WHAT IS NEEDED »
State how many lines in the following entries contain the word "Mouse". No other output.

EXERCISE DATA »

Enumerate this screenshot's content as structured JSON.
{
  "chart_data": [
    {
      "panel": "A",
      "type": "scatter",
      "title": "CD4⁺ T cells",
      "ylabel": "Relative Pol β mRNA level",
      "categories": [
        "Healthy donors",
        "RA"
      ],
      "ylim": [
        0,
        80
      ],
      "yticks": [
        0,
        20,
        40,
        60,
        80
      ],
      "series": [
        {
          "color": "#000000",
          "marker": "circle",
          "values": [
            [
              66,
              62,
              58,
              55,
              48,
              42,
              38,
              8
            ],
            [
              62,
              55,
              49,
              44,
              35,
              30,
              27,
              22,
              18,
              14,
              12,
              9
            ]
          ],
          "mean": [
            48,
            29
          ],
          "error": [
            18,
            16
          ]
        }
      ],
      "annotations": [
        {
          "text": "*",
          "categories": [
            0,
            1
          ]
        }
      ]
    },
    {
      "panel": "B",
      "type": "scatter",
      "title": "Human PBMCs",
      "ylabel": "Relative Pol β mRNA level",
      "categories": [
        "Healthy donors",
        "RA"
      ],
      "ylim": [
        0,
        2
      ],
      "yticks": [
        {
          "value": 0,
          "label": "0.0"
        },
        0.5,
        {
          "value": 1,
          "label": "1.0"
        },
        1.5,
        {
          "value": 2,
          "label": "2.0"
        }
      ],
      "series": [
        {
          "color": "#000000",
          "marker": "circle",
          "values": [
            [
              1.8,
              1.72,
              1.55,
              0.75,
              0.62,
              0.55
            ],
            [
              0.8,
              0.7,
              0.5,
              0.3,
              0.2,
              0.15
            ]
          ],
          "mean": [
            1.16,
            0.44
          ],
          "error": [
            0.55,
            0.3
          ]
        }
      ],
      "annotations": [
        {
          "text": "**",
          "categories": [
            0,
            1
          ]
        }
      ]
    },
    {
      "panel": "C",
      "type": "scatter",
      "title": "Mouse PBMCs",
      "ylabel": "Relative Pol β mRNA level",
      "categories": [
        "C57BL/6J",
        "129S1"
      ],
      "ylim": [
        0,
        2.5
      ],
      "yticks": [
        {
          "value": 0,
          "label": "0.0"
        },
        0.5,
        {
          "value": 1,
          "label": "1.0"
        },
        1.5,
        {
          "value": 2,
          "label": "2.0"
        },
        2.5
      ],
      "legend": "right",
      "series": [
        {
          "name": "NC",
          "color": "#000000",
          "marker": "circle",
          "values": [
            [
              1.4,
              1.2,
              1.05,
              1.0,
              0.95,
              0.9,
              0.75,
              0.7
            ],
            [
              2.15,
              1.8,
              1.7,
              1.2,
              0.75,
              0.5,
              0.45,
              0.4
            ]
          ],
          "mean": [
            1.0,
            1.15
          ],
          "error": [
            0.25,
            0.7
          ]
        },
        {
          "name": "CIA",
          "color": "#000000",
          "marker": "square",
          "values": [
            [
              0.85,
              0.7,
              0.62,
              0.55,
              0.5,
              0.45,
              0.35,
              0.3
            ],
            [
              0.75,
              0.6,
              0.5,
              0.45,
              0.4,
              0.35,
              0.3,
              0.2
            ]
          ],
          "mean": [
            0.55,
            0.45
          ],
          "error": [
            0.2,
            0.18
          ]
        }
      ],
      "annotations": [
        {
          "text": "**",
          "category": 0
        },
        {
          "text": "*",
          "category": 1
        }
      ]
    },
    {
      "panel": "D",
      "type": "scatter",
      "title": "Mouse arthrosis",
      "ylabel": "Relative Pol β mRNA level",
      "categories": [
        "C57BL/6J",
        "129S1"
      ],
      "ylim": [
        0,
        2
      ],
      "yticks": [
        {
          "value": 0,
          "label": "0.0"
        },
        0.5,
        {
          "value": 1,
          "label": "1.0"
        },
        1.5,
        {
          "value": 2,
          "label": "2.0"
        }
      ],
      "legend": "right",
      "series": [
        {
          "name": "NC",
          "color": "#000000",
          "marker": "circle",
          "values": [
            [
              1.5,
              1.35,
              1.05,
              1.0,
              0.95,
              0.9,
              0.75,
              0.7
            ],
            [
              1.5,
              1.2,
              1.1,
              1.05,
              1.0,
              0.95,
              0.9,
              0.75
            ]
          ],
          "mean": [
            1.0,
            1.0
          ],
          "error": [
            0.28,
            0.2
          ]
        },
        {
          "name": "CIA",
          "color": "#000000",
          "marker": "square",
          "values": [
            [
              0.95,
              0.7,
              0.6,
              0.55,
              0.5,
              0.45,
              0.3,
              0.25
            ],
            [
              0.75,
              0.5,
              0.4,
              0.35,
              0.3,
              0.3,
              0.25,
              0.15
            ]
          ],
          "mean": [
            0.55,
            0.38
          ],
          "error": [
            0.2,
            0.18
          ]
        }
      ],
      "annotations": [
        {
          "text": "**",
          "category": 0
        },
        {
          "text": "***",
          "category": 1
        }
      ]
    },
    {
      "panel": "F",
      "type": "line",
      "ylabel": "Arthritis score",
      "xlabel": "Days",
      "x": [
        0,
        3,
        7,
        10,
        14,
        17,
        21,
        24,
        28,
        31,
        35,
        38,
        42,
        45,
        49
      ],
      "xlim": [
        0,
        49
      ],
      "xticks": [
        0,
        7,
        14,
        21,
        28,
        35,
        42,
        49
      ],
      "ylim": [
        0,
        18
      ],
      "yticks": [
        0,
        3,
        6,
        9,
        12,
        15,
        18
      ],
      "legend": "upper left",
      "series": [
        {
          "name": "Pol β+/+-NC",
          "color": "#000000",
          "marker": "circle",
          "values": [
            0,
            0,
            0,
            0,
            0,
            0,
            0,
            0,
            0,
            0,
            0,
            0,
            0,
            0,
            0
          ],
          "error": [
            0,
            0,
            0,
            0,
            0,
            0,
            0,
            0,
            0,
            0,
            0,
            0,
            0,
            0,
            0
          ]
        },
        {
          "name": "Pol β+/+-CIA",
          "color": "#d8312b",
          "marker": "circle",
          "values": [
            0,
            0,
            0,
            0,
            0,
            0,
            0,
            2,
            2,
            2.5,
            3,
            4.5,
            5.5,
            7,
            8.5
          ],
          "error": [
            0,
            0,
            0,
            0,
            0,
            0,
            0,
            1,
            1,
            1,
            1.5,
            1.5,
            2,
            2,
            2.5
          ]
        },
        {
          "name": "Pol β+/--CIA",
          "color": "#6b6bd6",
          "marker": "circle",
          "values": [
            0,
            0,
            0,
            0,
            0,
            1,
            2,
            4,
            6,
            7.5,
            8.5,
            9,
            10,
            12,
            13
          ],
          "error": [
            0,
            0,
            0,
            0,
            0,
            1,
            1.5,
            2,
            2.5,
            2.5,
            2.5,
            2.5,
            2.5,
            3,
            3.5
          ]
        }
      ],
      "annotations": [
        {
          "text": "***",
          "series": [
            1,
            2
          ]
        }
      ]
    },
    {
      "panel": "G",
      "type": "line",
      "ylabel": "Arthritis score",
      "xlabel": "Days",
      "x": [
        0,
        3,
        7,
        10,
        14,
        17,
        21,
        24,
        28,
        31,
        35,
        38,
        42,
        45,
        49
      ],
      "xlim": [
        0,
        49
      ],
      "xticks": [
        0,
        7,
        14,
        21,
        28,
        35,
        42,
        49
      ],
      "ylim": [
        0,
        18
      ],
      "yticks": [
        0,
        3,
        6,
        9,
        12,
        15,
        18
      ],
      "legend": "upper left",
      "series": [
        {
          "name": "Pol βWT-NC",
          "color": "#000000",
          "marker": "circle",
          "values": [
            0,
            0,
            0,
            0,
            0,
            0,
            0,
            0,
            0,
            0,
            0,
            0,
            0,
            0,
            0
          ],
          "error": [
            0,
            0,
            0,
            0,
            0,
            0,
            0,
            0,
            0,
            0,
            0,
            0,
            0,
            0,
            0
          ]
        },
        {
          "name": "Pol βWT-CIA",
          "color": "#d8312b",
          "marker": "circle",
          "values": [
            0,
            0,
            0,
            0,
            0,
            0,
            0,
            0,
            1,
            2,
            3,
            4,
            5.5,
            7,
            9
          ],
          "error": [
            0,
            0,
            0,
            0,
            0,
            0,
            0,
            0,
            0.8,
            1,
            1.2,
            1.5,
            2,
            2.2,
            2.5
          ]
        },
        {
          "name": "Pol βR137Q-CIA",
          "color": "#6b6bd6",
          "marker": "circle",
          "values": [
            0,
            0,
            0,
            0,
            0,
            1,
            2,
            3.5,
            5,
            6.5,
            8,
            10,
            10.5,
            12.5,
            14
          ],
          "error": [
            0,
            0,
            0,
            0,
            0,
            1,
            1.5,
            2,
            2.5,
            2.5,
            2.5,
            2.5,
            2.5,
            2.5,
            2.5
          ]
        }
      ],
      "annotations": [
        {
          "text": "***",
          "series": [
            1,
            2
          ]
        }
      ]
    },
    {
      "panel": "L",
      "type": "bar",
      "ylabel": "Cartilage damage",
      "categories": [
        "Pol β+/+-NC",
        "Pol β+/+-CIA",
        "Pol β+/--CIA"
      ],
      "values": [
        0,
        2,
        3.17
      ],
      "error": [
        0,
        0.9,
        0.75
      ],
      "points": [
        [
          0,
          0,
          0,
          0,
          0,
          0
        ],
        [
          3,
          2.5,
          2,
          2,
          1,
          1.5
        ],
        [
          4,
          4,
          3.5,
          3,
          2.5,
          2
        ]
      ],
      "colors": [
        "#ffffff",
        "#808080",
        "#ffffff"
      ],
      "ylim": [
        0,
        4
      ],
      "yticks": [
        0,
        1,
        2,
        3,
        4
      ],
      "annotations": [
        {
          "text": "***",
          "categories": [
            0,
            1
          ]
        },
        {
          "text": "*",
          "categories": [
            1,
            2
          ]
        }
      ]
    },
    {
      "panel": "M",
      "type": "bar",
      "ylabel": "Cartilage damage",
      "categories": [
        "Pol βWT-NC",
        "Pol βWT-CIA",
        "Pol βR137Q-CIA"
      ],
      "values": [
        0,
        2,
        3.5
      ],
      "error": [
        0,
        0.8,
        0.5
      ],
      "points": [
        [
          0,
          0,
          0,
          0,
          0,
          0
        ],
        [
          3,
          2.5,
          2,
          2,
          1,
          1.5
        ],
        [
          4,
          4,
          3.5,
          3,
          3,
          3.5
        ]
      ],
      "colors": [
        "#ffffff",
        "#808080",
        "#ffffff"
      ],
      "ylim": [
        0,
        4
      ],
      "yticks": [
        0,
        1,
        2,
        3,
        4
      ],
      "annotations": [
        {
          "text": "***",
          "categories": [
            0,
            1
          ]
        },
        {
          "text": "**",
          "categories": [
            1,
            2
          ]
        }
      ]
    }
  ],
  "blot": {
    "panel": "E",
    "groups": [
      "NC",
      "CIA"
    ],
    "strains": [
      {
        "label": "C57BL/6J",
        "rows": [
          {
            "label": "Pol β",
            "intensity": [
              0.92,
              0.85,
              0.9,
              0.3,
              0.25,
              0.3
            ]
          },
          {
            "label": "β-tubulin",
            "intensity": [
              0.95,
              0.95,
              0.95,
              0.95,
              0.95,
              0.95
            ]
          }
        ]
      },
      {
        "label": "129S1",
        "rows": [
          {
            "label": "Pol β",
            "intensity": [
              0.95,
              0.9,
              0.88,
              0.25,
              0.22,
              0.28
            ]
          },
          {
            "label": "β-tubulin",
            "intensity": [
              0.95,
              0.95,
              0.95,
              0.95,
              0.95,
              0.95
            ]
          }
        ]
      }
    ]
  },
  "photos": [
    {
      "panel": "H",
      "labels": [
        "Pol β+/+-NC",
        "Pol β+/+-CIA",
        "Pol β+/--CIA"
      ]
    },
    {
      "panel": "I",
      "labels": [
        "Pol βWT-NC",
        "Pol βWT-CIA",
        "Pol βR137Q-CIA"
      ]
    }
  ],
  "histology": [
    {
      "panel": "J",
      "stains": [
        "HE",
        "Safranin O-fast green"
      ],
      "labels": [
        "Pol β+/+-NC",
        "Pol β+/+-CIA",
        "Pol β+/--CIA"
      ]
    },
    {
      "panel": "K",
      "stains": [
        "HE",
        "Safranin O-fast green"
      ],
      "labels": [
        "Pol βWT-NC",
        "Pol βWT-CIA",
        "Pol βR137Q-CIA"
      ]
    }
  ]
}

SOLVED PROBLEM »
2